Text:
■ ■ ■ ■ ■
PSVR will probably be a hit for the hardcore gamers but for the casuals its definitely not especially for the price.

Inb4 it isn't as expensive as PCVRs well its still expensive for casuals. They're better off buying something that's worth their time. In all honestly its a gimmick that will lose steam in the long run.
 
At this point all of the early adopters have the gen 1 headsets so now its time for the lower priced, mainstream options to push VR forward. We'll then see a price drop for the gen 1 PC HMDs, followed by the introduction of gen 2 HMDs that should be cheaper and better out the gate.

Pretty much.
Also, just because sales are receding (early adopters...) doesn't mean the interest is going anywhere. Most people have yet to try VR. The queues and reaction at Gamescom were insane.
 
At this point all of the early adopters have the gen 1 headsets so now its time for the lower priced, mainstream options to push VR forward. We'll then see a price drop for the gen 1 PC HMDs, followed by the introduction of gen 2 HMDs that should be cheaper and better out the gate.

And yes I own a Vive and yes its amazing.

Lol, prices are lowered when products naturally get cheaper to manufacture (it's WAY too soon for that) and once they've reached some significant level of manufacturing scale (which clearly isn't the case). The prices aren't being lowered anytime soon. This would be like expecting Nintendo to lower the cost of the Wii U just because they've had some millions of sales. The volume simply isn't there yet for a price cut
 
Not surprising. In my own experience, the headsets are just too expensive (900 euros for the Vive) and there are nowhere near enough games to justify that kind of spending.
Even if there were millions of aaa titles. It's a novelty that gets tiresome.

You're going to enjoy it. Then not want to put on goggles every day..
 
Lol, prices are lowered when products naturally get cheaper to manufacture (it's WAY too soon for that) and once they've reached some significant level of manufacturing scale (which clearly isn't the case). The prices aren't being lowered anytime soon. This would be like expecting Nintendo to lower the cost of the Wii U just because they've had some millions of sales. The volume simply isn't there yet for a price cut

There are already cheaper options coming out soon. OSVR is one and it's in the $300-$400 range. China has a bunch of cheaper options coming too at even lower prices.
■ ■ ■ ■ ■
Required task: Using the VR headset discussion, decide whether each statement agrees with it, and answer yes or no with the words from the discussion that settle it: 1. One commenter gives the price of the Vive as 900 euros. 2. OSVR is said to cost in the $100-$200 range. 3. One commenter describes the queues at Gamescom as short.

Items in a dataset
■ ■ ■ ■ ■
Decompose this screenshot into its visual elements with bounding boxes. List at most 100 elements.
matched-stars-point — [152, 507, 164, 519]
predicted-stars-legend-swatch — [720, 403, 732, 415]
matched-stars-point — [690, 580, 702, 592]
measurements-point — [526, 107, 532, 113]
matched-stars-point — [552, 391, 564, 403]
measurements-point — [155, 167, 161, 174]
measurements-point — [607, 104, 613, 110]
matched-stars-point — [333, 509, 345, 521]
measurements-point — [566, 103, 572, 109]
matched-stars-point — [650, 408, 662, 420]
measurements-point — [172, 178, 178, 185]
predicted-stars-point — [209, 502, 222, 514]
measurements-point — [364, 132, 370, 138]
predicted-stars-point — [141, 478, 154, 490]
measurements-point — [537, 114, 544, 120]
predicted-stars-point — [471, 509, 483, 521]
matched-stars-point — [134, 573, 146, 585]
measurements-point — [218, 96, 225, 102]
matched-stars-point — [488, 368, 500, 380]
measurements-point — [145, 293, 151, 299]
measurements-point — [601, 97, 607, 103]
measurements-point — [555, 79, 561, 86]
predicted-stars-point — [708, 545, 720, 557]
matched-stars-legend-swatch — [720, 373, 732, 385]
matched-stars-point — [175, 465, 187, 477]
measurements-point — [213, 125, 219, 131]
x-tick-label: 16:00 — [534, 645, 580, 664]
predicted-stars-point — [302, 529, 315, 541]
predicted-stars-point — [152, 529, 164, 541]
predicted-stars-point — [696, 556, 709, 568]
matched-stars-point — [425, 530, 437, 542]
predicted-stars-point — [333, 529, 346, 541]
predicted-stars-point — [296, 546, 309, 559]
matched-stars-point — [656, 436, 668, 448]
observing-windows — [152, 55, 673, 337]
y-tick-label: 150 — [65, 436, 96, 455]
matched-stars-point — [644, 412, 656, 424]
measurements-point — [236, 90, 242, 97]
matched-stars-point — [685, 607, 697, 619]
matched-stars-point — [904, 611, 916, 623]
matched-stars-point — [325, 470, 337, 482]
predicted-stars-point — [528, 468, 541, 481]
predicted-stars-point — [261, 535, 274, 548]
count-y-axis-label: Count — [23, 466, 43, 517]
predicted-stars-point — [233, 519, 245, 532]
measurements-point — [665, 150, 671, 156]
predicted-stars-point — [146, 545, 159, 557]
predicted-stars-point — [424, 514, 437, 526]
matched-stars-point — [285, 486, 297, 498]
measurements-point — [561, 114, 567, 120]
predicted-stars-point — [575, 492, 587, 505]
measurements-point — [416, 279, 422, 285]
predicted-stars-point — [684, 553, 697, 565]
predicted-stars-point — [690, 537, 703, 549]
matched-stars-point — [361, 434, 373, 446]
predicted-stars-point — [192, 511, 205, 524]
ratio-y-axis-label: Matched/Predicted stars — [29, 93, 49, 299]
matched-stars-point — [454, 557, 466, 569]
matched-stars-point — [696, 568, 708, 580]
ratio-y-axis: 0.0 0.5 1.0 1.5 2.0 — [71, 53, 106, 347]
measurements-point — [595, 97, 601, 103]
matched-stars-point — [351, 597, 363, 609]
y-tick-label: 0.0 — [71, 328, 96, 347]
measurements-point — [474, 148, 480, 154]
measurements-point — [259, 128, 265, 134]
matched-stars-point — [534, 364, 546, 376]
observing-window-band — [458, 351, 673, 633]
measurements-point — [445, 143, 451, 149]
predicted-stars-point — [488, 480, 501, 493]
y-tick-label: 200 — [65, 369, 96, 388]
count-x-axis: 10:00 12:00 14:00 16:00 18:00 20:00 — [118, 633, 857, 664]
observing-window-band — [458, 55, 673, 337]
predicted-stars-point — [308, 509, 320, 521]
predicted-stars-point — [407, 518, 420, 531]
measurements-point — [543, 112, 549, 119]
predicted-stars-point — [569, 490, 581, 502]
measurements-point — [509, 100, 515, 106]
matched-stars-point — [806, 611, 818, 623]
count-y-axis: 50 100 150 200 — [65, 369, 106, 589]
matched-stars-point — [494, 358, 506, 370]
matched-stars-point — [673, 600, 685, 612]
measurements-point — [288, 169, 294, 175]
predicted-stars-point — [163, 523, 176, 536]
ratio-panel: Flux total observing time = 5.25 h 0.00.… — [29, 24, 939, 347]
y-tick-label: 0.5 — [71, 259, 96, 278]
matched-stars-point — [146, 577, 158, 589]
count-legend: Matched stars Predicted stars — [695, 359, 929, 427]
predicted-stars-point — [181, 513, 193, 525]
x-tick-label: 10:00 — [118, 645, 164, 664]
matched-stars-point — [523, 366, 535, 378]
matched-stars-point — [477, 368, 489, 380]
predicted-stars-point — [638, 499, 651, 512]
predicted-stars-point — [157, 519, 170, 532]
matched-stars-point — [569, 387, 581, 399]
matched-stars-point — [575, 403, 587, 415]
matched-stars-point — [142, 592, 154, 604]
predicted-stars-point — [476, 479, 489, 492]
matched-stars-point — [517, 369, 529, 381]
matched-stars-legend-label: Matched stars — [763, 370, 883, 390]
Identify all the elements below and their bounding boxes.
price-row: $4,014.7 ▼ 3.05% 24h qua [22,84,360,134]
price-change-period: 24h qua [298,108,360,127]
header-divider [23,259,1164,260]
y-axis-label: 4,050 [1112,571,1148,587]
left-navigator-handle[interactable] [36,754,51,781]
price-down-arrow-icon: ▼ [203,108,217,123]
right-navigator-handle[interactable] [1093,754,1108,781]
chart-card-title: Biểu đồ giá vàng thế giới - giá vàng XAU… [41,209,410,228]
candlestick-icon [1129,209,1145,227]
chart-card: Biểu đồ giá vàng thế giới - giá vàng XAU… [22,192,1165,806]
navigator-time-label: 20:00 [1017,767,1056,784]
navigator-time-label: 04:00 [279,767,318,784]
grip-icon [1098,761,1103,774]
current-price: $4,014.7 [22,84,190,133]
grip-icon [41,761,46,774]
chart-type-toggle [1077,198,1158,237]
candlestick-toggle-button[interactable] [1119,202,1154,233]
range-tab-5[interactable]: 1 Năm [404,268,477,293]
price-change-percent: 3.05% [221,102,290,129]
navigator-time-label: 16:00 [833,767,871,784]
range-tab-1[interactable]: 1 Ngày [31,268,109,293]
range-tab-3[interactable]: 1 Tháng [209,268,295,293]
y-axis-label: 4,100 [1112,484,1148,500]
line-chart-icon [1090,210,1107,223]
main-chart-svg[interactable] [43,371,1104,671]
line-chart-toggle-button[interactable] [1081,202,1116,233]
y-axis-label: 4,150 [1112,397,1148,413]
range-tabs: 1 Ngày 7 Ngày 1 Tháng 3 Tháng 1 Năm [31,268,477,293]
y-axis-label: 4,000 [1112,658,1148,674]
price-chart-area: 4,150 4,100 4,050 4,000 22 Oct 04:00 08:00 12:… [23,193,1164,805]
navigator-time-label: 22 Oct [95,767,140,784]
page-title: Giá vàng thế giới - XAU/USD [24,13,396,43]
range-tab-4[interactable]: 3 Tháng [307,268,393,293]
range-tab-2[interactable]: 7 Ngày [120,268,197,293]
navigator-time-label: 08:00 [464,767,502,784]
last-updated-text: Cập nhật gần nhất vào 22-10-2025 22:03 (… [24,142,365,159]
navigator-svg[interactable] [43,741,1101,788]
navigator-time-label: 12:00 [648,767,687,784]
■ ■ ■ ■ ■
Exercise response:
1. Yes: "900 euros for the Vive"
2. No: "OSVR is one and it's in the $300-$400 range"
3. No: "The queues and reaction at Gamescom were insane."